§ **Your goal**
Scan the entries below and extract each line with the word "only" in it.

§ **Dataset records**
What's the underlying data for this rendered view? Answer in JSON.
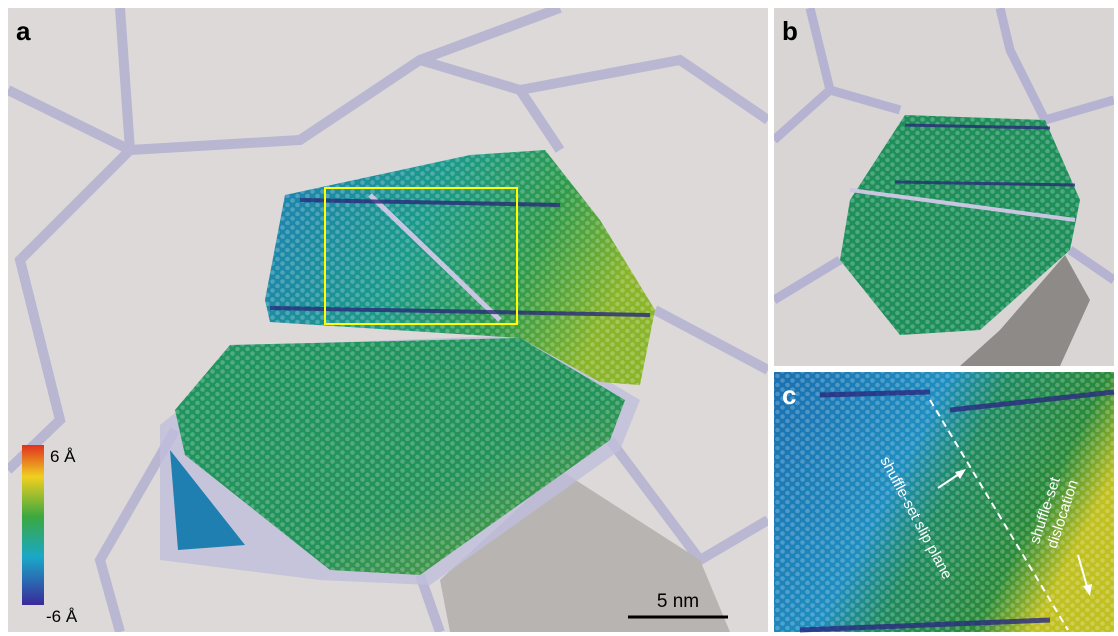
{
  "panels": {
    "a": {
      "label": "a",
      "colorbar": {
        "max_label": "6 Å",
        "min_label": "-6 Å"
      },
      "scale_bar": "5 nm"
    },
    "b": {
      "label": "b"
    },
    "c": {
      "label": "c",
      "slip_plane_note": "shuffle-set slip plane",
      "dislocation_note": [
        "shuffle-set",
        "dislocation"
      ]
    }
  }
}
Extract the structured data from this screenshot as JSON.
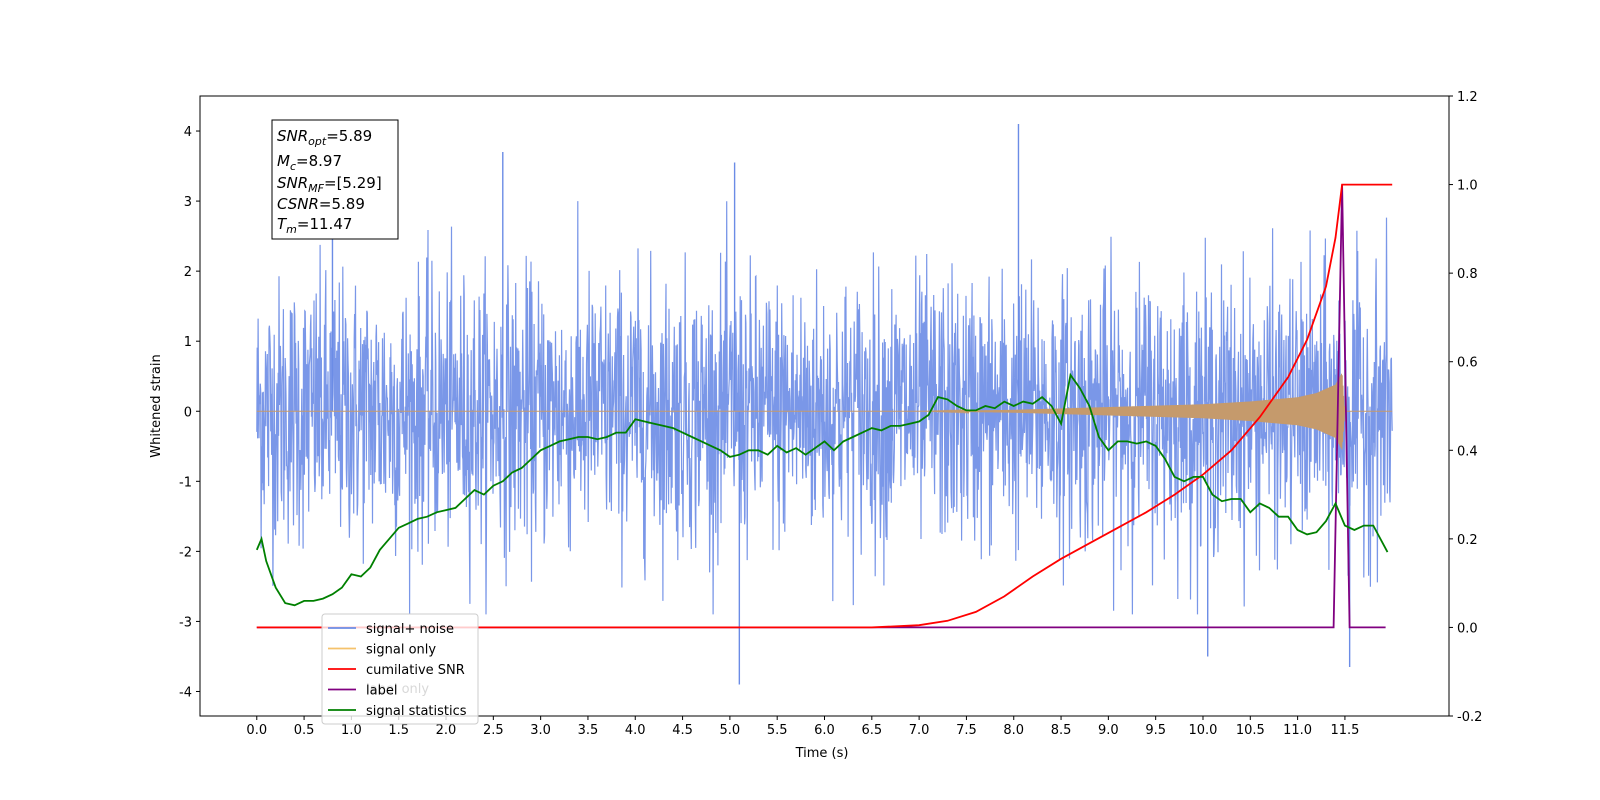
{
  "chart_data": {
    "type": "line",
    "xlabel": "Time (s)",
    "ylabel": "Whitened strain",
    "xlim": [
      -0.6,
      12.6
    ],
    "ylim_left": [
      -4.35,
      4.5
    ],
    "ylim_right": [
      -0.2,
      1.2
    ],
    "x_ticks": [
      "0.0",
      "0.5",
      "1.0",
      "1.5",
      "2.0",
      "2.5",
      "3.0",
      "3.5",
      "4.0",
      "4.5",
      "5.0",
      "5.5",
      "6.0",
      "6.5",
      "7.0",
      "7.5",
      "8.0",
      "8.5",
      "9.0",
      "9.5",
      "10.0",
      "10.5",
      "11.0",
      "11.5"
    ],
    "y_ticks_left": [
      "-4",
      "-3",
      "-2",
      "-1",
      "0",
      "1",
      "2",
      "3",
      "4"
    ],
    "y_ticks_right": [
      "-0.2",
      "0.0",
      "0.2",
      "0.4",
      "0.6",
      "0.8",
      "1.0",
      "1.2"
    ],
    "grid": false,
    "annotations": {
      "snr_opt": "=5.89",
      "mc": "=8.97",
      "snr_mf": "=[5.29]",
      "csnr": "=5.89",
      "tm": "=11.47"
    },
    "legend": {
      "placement": "lower-left",
      "entries": [
        {
          "label": "signal+ noise",
          "color": "#6b8ce6"
        },
        {
          "label": "signal only",
          "color": "#f5c26b"
        },
        {
          "label": "cumilative SNR",
          "color": "#ff0000"
        },
        {
          "label": "label",
          "color": "#800080"
        },
        {
          "label": "signal statistics",
          "color": "#008000"
        }
      ],
      "hidden_overlapped_text": "label only"
    },
    "series": [
      {
        "name": "signal+ noise",
        "axis": "left",
        "color": "#6b8ce6",
        "description_values": {
          "t_start": 0.0,
          "t_end": 12.0,
          "envelope_typical": [
            -1.8,
            2.4
          ],
          "spikes": [
            [
              0.8,
              3.3
            ],
            [
              2.6,
              3.7
            ],
            [
              5.05,
              3.55
            ],
            [
              8.05,
              4.1
            ],
            [
              5.1,
              -3.9
            ],
            [
              10.05,
              -3.5
            ],
            [
              11.55,
              -3.65
            ]
          ]
        }
      },
      {
        "name": "signal only",
        "axis": "left",
        "color": "#f5c26b",
        "x": [
          0.0,
          7.0,
          8.0,
          8.5,
          9.0,
          9.5,
          10.0,
          10.5,
          11.0,
          11.2,
          11.4,
          11.47,
          11.5,
          12.0
        ],
        "amplitude": [
          0.0,
          0.0,
          0.02,
          0.04,
          0.06,
          0.08,
          0.1,
          0.14,
          0.2,
          0.26,
          0.38,
          0.55,
          0.0,
          0.0
        ]
      },
      {
        "name": "cumilative SNR",
        "axis": "right",
        "color": "#ff0000",
        "x": [
          0.0,
          6.5,
          7.0,
          7.3,
          7.6,
          7.9,
          8.2,
          8.5,
          8.8,
          9.1,
          9.4,
          9.7,
          10.0,
          10.3,
          10.6,
          10.9,
          11.1,
          11.3,
          11.4,
          11.47,
          11.5,
          12.0
        ],
        "values": [
          0.0,
          0.0,
          0.005,
          0.015,
          0.035,
          0.07,
          0.115,
          0.155,
          0.19,
          0.225,
          0.26,
          0.3,
          0.345,
          0.4,
          0.475,
          0.565,
          0.65,
          0.77,
          0.88,
          1.0,
          1.0,
          1.0
        ]
      },
      {
        "name": "label",
        "axis": "right",
        "color": "#800080",
        "x": [
          0.0,
          11.38,
          11.47,
          11.55,
          11.93
        ],
        "values": [
          0.0,
          0.0,
          1.0,
          0.0,
          0.0
        ]
      },
      {
        "name": "signal statistics",
        "axis": "right",
        "color": "#008000",
        "x": [
          0.0,
          0.05,
          0.1,
          0.2,
          0.3,
          0.4,
          0.5,
          0.6,
          0.7,
          0.8,
          0.9,
          1.0,
          1.1,
          1.2,
          1.3,
          1.4,
          1.5,
          1.6,
          1.7,
          1.8,
          1.9,
          2.0,
          2.1,
          2.2,
          2.3,
          2.4,
          2.5,
          2.6,
          2.7,
          2.8,
          2.9,
          3.0,
          3.1,
          3.2,
          3.3,
          3.4,
          3.5,
          3.6,
          3.7,
          3.8,
          3.9,
          4.0,
          4.1,
          4.2,
          4.3,
          4.4,
          4.5,
          4.6,
          4.7,
          4.8,
          4.9,
          5.0,
          5.1,
          5.2,
          5.3,
          5.4,
          5.5,
          5.6,
          5.7,
          5.8,
          5.9,
          6.0,
          6.1,
          6.2,
          6.3,
          6.4,
          6.5,
          6.6,
          6.7,
          6.8,
          6.9,
          7.0,
          7.1,
          7.2,
          7.3,
          7.4,
          7.5,
          7.6,
          7.7,
          7.8,
          7.9,
          8.0,
          8.1,
          8.2,
          8.3,
          8.4,
          8.5,
          8.6,
          8.7,
          8.8,
          8.9,
          9.0,
          9.1,
          9.2,
          9.3,
          9.4,
          9.5,
          9.6,
          9.7,
          9.8,
          9.9,
          10.0,
          10.1,
          10.2,
          10.3,
          10.4,
          10.5,
          10.6,
          10.7,
          10.8,
          10.9,
          11.0,
          11.1,
          11.2,
          11.3,
          11.4,
          11.5,
          11.6,
          11.7,
          11.8,
          11.9,
          11.95
        ],
        "values": [
          0.175,
          0.2,
          0.15,
          0.09,
          0.055,
          0.05,
          0.06,
          0.06,
          0.065,
          0.075,
          0.09,
          0.12,
          0.115,
          0.135,
          0.175,
          0.2,
          0.225,
          0.235,
          0.245,
          0.25,
          0.26,
          0.265,
          0.27,
          0.29,
          0.31,
          0.3,
          0.32,
          0.33,
          0.35,
          0.36,
          0.38,
          0.4,
          0.41,
          0.42,
          0.425,
          0.43,
          0.43,
          0.425,
          0.43,
          0.44,
          0.44,
          0.47,
          0.465,
          0.46,
          0.455,
          0.45,
          0.44,
          0.43,
          0.42,
          0.41,
          0.4,
          0.385,
          0.39,
          0.4,
          0.4,
          0.39,
          0.41,
          0.395,
          0.405,
          0.39,
          0.405,
          0.42,
          0.4,
          0.42,
          0.43,
          0.44,
          0.45,
          0.445,
          0.455,
          0.455,
          0.46,
          0.465,
          0.48,
          0.52,
          0.515,
          0.5,
          0.49,
          0.49,
          0.5,
          0.495,
          0.51,
          0.5,
          0.51,
          0.505,
          0.52,
          0.5,
          0.46,
          0.57,
          0.54,
          0.5,
          0.43,
          0.4,
          0.42,
          0.42,
          0.415,
          0.42,
          0.41,
          0.38,
          0.34,
          0.33,
          0.34,
          0.34,
          0.3,
          0.285,
          0.29,
          0.29,
          0.26,
          0.28,
          0.27,
          0.25,
          0.25,
          0.22,
          0.21,
          0.215,
          0.24,
          0.28,
          0.23,
          0.22,
          0.23,
          0.23,
          0.19,
          0.17
        ]
      }
    ]
  }
}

§ **Output**
          "label": "signal only",
      "hidden_overlapped_text": "label only"
        "name": "signal only",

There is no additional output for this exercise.